TASK OBJECTIVE | Below are the entries; state how many of their lines contain the string "Copy", and nothing more.

MATERIAL SHOWN |
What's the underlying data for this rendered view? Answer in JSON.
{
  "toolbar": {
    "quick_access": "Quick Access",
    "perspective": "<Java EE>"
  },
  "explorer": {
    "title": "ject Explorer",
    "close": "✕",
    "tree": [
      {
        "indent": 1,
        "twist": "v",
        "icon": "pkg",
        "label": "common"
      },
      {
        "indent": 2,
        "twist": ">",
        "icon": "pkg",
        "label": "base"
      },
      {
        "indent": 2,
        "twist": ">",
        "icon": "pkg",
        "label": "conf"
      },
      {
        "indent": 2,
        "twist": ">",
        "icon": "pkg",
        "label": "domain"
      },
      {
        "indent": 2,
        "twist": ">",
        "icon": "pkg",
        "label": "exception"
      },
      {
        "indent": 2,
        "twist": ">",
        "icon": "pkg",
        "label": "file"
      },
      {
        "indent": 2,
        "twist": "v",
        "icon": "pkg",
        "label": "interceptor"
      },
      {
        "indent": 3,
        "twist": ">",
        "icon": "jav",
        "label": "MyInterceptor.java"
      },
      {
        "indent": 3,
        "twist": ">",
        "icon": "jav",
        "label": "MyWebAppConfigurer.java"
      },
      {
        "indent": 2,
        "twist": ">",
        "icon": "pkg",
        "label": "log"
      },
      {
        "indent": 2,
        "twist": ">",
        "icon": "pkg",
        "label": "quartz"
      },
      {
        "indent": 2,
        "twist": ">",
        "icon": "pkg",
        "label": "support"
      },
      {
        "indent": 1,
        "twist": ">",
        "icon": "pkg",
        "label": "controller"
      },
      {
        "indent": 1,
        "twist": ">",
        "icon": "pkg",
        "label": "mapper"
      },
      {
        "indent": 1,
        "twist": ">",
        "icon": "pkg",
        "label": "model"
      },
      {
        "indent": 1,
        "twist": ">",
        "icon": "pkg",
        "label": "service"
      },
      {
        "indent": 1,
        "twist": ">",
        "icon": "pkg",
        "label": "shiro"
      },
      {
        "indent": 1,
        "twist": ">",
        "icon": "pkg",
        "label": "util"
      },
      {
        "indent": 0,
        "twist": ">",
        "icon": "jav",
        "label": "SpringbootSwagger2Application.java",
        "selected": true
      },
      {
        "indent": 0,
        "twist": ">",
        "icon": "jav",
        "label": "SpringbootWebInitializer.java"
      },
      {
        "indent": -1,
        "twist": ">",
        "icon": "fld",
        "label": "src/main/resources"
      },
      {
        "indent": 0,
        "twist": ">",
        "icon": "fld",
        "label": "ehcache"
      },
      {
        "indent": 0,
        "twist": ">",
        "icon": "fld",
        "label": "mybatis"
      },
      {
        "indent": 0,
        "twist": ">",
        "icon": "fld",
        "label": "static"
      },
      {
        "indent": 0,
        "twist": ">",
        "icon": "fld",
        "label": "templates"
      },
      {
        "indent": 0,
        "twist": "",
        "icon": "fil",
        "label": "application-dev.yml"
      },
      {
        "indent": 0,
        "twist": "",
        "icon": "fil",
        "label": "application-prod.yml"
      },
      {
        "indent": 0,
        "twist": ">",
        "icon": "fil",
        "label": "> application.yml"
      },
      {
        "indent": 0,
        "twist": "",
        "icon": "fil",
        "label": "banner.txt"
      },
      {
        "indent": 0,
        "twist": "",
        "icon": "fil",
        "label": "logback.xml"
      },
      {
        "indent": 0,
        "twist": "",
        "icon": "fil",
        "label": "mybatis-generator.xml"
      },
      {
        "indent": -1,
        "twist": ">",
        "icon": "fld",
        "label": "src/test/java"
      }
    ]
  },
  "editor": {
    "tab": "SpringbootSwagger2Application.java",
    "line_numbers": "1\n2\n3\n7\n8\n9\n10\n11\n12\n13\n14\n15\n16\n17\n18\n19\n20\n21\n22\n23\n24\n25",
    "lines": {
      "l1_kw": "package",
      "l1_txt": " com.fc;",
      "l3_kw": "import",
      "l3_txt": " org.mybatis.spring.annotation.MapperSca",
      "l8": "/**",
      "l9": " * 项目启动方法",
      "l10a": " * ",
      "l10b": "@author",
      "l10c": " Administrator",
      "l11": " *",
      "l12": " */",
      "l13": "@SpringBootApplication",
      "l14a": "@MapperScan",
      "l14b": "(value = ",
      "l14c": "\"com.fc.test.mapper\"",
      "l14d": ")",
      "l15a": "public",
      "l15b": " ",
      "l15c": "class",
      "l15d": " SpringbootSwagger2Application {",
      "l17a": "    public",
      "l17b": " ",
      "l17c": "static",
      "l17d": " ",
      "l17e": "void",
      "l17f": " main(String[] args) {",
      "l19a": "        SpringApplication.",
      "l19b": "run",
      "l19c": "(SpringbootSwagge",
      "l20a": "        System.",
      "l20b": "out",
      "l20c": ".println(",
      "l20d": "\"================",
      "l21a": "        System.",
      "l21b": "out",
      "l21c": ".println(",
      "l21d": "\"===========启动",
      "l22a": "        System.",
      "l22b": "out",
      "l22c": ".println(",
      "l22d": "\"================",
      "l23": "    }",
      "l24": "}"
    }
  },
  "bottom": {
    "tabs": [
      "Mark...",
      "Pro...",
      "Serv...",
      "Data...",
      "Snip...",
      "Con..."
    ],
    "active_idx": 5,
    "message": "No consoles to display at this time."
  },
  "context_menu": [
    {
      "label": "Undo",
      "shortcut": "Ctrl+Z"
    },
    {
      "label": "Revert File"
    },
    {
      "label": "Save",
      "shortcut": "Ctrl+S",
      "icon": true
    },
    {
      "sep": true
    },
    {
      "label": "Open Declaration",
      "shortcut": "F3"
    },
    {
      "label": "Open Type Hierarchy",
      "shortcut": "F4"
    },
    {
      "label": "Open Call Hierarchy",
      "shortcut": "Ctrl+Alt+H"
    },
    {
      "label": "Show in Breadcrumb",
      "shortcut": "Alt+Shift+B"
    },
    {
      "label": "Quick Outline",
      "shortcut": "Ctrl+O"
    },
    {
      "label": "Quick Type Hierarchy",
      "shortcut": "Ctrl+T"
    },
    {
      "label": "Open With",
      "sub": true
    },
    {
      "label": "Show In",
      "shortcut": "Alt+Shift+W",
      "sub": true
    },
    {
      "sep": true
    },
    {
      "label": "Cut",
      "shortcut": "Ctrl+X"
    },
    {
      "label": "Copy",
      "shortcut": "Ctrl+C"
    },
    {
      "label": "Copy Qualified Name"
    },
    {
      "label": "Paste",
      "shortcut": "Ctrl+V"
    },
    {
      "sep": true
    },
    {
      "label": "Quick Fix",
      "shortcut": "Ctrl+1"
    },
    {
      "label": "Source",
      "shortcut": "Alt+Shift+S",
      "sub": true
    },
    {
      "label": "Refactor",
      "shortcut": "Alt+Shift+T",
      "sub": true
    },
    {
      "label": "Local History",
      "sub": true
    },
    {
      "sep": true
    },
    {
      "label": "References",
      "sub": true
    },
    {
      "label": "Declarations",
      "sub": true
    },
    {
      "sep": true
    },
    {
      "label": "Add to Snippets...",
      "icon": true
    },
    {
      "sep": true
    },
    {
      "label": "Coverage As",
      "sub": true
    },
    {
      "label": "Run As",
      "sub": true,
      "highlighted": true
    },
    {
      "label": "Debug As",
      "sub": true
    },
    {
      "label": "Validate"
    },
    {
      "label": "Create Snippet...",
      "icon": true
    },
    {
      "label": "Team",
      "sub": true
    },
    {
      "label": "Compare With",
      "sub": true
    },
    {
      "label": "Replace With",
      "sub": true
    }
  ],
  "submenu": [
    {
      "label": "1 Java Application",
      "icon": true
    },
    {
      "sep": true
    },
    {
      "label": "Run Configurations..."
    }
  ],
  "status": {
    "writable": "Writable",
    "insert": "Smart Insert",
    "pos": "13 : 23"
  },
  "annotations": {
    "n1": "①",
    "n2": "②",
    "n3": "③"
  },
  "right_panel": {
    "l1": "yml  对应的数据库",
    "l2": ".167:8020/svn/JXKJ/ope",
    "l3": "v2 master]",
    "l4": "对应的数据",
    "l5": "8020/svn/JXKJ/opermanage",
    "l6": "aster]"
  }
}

RESPONSE FOR THIS EXERCISE | 2